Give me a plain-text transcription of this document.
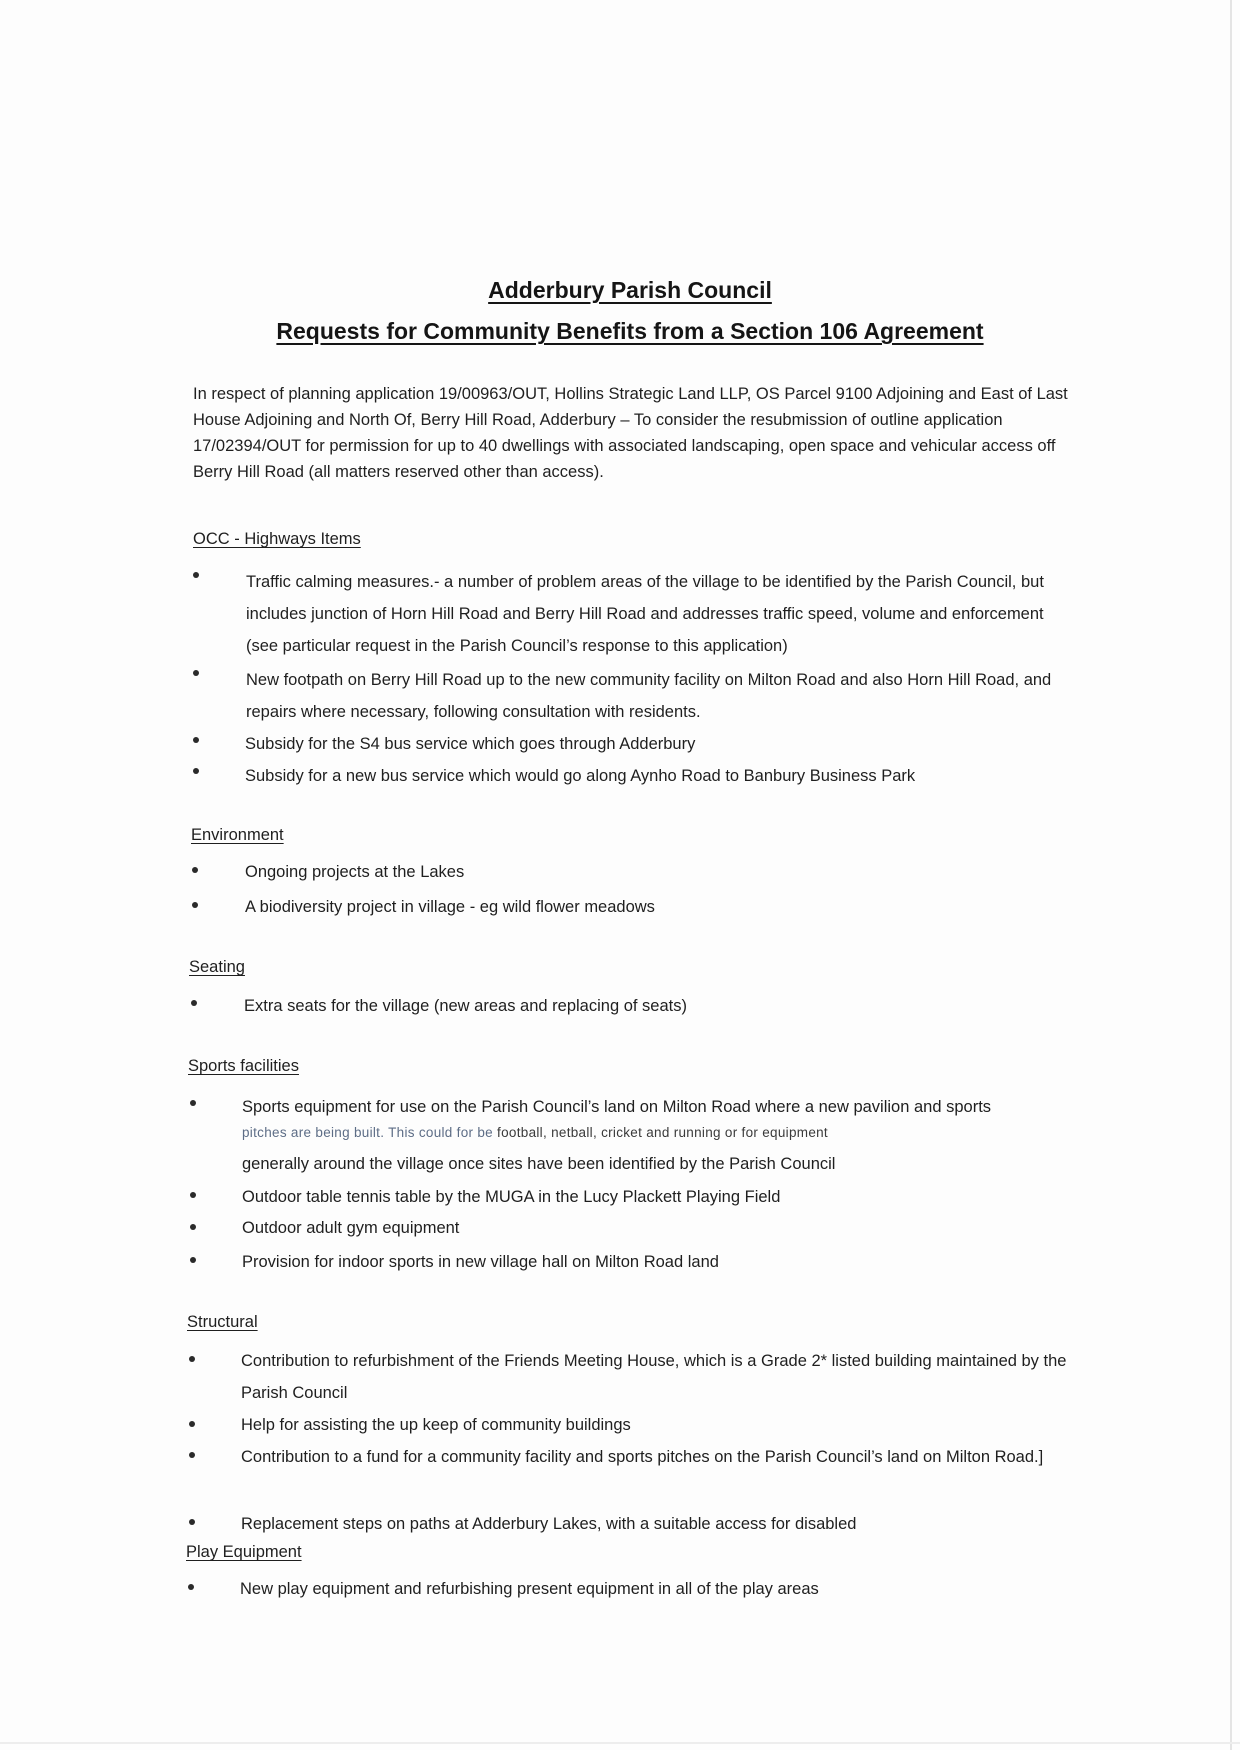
Adderbury Parish Council
Requests for Community Benefits from a Section 106 Agreement
In respect of planning application 19/00963/OUT, Hollins Strategic Land LLP, OS Parcel 9100 Adjoining and East of Last House Adjoining and North Of, Berry Hill Road, Adderbury – To consider the resubmission of outline application 17/02394/OUT for permission for up to 40 dwellings with associated landscaping, open space and vehicular access off Berry Hill Road (all matters reserved other than access).
OCC - Highways Items
Traffic calming measures.- a number of problem areas of the village to be identified by the Parish Council, but includes junction of Horn Hill Road and Berry Hill Road and addresses traffic speed, volume and enforcement (see particular request in the Parish Council’s response to this application)
New footpath on Berry Hill Road up to the new community facility on Milton Road and also Horn Hill Road, and repairs where necessary, following consultation with residents.
Subsidy for the S4 bus service which goes through Adderbury
Subsidy for a new bus service which would go along Aynho Road to Banbury Business Park
Environment
Ongoing projects at the Lakes
A biodiversity project in village - eg wild flower meadows
Seating
Extra seats for the village (new areas and replacing of seats)
Sports facilities
Sports equipment for use on the Parish Council’s land on Milton Road where a new pavilion and sports
pitches are being built. This could for be football, netball, cricket and running or for equipment
generally around the village once sites have been identified by the Parish Council
Outdoor table tennis table by the MUGA in the Lucy Plackett Playing Field
Outdoor adult gym equipment
Provision for indoor sports in new village hall on Milton Road land
Structural
Contribution to refurbishment of the Friends Meeting House, which is a Grade 2* listed building maintained by the Parish Council
Help for assisting the up keep of community buildings
Contribution to a fund for a community facility and sports pitches on the Parish Council’s land on Milton Road.]
Replacement steps on paths at Adderbury Lakes, with a suitable access for disabled
Play Equipment
New play equipment and refurbishing present equipment in all of the play areas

### Exercise prompt
Leave out the pictures and copy the rest of the material above exactly.

### Problem solution
Give me a plain-text transcription of this document.
Adderbury Parish Council
Requests for Community Benefits from a Section 106 Agreement
In respect of planning application 19/00963/OUT, Hollins Strategic Land LLP, OS Parcel 9100 Adjoining and East of Last House Adjoining and North Of, Berry Hill Road, Adderbury – To consider the resubmission of outline application 17/02394/OUT for permission for up to 40 dwellings with associated landscaping, open space and vehicular access off Berry Hill Road (all matters reserved other than access).
OCC - Highways Items
Traffic calming measures.- a number of problem areas of the village to be identified by the Parish Council, but includes junction of Horn Hill Road and Berry Hill Road and addresses traffic speed, volume and enforcement (see particular request in the Parish Council’s response to this application)
New footpath on Berry Hill Road up to the new community facility on Milton Road and also Horn Hill Road, and repairs where necessary, following consultation with residents.
Subsidy for the S4 bus service which goes through Adderbury
Subsidy for a new bus service which would go along Aynho Road to Banbury Business Park
Environment
Ongoing projects at the Lakes
A biodiversity project in village - eg wild flower meadows
Seating
Extra seats for the village (new areas and replacing of seats)
Sports facilities
Sports equipment for use on the Parish Council’s land on Milton Road where a new pavilion and sports
pitches are being built. This could for be football, netball, cricket and running or for equipment
generally around the village once sites have been identified by the Parish Council
Outdoor table tennis table by the MUGA in the Lucy Plackett Playing Field
Outdoor adult gym equipment
Provision for indoor sports in new village hall on Milton Road land
Structural
Contribution to refurbishment of the Friends Meeting House, which is a Grade 2* listed building maintained by the Parish Council
Help for assisting the up keep of community buildings
Contribution to a fund for a community facility and sports pitches on the Parish Council’s land on Milton Road.]
Replacement steps on paths at Adderbury Lakes, with a suitable access for disabled
Play Equipment
New play equipment and refurbishing present equipment in all of the play areas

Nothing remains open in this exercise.